Exercise details |
Within the data below, state how many lines contain the string "Further". Provide the number only.

Stored rows |
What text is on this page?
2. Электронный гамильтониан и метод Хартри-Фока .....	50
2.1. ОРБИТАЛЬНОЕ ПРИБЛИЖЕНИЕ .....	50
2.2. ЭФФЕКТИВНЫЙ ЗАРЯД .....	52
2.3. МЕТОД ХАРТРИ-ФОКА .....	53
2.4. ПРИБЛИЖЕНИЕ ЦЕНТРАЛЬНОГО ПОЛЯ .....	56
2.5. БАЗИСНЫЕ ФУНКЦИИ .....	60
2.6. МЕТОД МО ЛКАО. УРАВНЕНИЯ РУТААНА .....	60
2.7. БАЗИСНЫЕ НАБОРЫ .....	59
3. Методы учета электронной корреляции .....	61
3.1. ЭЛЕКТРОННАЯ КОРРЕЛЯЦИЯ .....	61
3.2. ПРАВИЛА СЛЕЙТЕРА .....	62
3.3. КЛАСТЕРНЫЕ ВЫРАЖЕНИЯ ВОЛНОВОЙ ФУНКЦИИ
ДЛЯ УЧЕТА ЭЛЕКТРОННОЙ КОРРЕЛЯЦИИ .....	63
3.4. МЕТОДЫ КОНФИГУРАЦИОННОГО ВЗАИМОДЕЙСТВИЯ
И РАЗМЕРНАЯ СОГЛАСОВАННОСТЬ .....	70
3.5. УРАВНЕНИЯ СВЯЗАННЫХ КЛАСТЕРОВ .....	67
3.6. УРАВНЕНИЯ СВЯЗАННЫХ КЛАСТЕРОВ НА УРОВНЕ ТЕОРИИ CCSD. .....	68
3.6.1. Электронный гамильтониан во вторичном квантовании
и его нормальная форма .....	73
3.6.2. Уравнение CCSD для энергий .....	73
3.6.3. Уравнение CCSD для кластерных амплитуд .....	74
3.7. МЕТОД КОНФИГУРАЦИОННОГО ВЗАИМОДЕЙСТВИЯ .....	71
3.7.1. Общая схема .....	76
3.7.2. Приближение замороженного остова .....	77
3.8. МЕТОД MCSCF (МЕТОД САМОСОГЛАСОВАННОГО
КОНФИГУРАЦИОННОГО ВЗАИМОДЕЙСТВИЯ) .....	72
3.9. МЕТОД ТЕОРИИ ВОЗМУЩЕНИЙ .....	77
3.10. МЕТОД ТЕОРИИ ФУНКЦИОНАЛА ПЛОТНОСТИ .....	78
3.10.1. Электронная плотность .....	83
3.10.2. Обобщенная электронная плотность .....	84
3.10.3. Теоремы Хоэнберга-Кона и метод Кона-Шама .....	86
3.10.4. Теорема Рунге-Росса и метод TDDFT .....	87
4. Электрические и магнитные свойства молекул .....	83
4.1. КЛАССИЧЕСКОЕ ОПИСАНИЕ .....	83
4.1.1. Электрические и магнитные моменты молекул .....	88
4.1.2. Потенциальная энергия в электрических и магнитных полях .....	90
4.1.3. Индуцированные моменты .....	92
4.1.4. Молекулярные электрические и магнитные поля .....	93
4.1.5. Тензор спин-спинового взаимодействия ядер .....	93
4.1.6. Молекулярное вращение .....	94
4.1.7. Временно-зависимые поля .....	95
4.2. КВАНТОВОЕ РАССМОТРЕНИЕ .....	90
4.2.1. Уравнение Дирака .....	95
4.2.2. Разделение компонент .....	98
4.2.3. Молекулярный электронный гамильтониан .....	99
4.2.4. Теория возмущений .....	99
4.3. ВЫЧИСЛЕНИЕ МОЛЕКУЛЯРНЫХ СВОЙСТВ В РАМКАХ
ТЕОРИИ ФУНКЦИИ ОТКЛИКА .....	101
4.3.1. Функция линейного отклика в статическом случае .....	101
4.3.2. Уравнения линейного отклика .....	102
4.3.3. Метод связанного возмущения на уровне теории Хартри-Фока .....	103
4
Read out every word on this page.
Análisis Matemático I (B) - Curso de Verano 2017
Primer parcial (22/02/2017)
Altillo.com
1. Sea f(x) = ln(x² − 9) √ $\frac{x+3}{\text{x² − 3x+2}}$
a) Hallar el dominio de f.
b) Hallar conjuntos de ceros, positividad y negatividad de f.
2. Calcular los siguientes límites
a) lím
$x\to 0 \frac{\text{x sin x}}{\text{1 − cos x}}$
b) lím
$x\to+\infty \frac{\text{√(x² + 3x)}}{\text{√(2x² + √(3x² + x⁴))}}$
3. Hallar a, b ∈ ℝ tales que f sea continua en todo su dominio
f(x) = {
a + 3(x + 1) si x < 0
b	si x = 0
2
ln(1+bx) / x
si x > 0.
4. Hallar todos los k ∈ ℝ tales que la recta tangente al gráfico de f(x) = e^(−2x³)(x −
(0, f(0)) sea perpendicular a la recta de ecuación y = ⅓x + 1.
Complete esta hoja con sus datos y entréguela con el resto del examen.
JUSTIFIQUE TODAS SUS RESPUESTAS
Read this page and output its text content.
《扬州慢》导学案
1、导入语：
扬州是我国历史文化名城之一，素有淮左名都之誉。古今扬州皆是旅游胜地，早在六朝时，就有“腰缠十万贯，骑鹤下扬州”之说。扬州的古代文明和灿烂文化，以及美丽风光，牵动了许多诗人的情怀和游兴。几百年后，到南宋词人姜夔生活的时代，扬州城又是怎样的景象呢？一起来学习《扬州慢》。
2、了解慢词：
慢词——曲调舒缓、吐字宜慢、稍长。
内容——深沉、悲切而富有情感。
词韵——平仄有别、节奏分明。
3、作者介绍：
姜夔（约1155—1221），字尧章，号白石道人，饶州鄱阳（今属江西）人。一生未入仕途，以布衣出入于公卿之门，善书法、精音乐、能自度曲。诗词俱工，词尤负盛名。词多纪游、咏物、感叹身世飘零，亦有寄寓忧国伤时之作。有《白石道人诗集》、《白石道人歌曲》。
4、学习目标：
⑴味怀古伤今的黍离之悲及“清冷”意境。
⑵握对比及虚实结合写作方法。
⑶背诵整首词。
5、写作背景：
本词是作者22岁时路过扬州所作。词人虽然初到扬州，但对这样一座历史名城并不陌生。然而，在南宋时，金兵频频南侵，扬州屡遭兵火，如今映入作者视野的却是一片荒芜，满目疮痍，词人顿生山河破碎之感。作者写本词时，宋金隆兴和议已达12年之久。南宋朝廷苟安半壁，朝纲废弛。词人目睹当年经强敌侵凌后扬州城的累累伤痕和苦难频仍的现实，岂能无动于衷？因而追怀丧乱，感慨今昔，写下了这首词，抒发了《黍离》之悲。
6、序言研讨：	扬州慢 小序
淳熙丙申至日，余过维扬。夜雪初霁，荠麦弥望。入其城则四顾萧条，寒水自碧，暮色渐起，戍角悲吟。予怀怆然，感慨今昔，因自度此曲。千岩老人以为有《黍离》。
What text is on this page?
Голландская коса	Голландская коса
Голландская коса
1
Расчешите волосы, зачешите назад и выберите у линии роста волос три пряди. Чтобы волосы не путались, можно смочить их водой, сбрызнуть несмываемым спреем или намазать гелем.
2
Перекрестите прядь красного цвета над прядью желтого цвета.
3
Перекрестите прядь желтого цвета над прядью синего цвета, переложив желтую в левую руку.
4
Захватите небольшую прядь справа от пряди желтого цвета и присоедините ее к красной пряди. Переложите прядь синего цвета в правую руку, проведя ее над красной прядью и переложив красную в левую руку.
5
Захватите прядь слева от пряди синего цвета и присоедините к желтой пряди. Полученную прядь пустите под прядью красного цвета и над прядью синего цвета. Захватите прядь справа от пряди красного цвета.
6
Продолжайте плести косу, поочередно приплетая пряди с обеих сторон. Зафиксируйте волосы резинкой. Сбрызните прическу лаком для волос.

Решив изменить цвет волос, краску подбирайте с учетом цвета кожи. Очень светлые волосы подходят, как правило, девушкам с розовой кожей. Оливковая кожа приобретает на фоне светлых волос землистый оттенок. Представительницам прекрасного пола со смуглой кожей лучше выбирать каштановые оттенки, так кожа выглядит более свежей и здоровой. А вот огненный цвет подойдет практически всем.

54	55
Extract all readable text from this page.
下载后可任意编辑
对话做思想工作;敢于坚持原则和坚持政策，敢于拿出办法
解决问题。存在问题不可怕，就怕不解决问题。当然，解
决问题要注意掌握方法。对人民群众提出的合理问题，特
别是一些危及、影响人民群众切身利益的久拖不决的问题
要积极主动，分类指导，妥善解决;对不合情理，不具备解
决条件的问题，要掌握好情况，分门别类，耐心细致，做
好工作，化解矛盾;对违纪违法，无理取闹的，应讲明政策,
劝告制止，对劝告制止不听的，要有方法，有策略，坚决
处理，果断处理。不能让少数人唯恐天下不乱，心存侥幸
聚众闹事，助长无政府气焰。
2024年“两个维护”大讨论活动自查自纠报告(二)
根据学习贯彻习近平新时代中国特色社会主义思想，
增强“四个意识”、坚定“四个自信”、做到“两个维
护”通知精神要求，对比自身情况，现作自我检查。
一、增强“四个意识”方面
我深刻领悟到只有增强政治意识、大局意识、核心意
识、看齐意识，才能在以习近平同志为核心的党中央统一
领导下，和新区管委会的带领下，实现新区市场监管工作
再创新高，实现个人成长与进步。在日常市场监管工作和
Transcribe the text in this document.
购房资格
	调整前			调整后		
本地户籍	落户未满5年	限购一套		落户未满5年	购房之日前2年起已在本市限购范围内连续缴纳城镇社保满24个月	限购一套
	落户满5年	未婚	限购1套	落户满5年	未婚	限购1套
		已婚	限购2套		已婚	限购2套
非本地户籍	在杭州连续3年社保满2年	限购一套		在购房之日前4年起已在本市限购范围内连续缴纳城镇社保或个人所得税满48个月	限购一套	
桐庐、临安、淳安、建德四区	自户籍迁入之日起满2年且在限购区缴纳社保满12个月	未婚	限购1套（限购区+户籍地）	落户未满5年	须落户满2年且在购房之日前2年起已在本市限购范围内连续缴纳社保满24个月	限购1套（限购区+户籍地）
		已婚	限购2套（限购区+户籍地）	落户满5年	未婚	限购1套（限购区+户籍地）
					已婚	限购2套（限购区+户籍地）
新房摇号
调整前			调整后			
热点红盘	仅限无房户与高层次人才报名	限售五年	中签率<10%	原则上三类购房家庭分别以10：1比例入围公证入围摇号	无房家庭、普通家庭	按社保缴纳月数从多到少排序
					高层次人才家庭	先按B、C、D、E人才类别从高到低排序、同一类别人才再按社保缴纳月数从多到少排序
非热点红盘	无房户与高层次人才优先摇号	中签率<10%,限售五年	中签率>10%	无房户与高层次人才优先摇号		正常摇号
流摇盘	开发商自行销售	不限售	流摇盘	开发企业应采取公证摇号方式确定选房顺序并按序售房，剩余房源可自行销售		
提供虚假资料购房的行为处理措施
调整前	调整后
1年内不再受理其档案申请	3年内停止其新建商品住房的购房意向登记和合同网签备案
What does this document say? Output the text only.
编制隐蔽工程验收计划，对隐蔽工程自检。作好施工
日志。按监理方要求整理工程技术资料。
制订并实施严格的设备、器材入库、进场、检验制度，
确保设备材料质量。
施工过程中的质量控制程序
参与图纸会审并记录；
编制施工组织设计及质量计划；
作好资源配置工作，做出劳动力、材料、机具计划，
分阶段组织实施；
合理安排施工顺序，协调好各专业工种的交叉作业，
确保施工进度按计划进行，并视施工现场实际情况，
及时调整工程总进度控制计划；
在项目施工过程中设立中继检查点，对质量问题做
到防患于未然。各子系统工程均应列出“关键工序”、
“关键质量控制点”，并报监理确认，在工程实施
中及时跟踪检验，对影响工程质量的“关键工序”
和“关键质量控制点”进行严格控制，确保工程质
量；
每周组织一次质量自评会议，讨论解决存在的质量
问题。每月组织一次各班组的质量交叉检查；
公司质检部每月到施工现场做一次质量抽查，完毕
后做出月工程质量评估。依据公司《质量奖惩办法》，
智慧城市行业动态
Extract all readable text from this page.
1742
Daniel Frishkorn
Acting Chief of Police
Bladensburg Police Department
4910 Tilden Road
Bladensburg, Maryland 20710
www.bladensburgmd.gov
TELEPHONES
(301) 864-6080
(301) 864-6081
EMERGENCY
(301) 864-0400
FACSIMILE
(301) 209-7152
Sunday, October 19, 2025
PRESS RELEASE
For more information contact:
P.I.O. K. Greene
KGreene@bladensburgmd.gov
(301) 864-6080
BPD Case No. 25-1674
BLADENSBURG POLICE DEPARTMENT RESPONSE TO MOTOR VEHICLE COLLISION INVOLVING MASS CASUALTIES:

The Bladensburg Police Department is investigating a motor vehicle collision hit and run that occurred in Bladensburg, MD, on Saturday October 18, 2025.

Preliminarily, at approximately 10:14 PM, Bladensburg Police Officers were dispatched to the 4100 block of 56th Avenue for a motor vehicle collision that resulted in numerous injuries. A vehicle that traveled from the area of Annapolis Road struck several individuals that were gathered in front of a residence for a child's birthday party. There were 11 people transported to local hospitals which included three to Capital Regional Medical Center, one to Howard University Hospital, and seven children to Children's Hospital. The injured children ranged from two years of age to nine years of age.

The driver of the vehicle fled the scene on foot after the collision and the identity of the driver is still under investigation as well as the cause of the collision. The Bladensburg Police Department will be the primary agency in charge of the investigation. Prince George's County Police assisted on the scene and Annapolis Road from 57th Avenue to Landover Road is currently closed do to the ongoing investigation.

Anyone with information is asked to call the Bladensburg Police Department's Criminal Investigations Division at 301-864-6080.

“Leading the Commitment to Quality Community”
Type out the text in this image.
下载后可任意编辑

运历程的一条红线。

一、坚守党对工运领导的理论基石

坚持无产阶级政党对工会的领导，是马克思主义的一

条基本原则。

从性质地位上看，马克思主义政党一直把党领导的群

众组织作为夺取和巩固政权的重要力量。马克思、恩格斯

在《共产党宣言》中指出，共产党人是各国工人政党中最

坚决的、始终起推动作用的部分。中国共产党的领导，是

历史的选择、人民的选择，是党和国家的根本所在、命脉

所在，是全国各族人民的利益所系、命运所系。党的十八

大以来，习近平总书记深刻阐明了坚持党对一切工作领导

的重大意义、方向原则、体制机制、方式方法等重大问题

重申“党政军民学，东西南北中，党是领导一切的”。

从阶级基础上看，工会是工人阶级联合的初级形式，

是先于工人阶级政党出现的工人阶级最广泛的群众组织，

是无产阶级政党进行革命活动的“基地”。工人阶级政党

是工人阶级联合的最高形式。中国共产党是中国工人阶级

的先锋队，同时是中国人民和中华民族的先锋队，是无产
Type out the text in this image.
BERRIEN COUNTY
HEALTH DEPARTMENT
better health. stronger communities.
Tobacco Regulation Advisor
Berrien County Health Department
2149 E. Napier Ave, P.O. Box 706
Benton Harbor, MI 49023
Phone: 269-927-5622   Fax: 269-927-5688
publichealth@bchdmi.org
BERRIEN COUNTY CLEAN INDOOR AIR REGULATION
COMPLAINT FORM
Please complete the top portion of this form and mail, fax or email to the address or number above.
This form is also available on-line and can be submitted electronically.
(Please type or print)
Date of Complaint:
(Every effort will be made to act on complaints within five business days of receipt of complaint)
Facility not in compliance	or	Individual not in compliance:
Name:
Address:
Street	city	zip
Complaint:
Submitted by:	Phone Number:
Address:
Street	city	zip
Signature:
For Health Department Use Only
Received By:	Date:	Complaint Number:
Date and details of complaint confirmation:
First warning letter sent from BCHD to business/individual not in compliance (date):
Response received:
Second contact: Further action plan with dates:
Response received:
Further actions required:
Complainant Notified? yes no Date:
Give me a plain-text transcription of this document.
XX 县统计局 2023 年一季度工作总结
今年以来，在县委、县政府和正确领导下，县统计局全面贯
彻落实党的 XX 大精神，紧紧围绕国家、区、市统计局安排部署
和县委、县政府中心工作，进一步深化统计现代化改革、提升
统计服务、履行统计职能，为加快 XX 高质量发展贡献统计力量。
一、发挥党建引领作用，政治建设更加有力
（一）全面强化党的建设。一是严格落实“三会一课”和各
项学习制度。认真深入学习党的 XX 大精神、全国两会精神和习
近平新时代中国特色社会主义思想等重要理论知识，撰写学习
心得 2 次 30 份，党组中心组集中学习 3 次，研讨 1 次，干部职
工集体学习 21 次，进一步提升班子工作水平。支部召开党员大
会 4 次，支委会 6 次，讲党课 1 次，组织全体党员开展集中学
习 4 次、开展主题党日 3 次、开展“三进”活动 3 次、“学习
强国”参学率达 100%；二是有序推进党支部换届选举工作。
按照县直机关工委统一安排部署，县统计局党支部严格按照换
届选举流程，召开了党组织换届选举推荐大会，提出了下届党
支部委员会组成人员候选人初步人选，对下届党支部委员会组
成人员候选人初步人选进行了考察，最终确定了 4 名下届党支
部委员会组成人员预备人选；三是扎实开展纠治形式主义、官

Result for this exercise |
2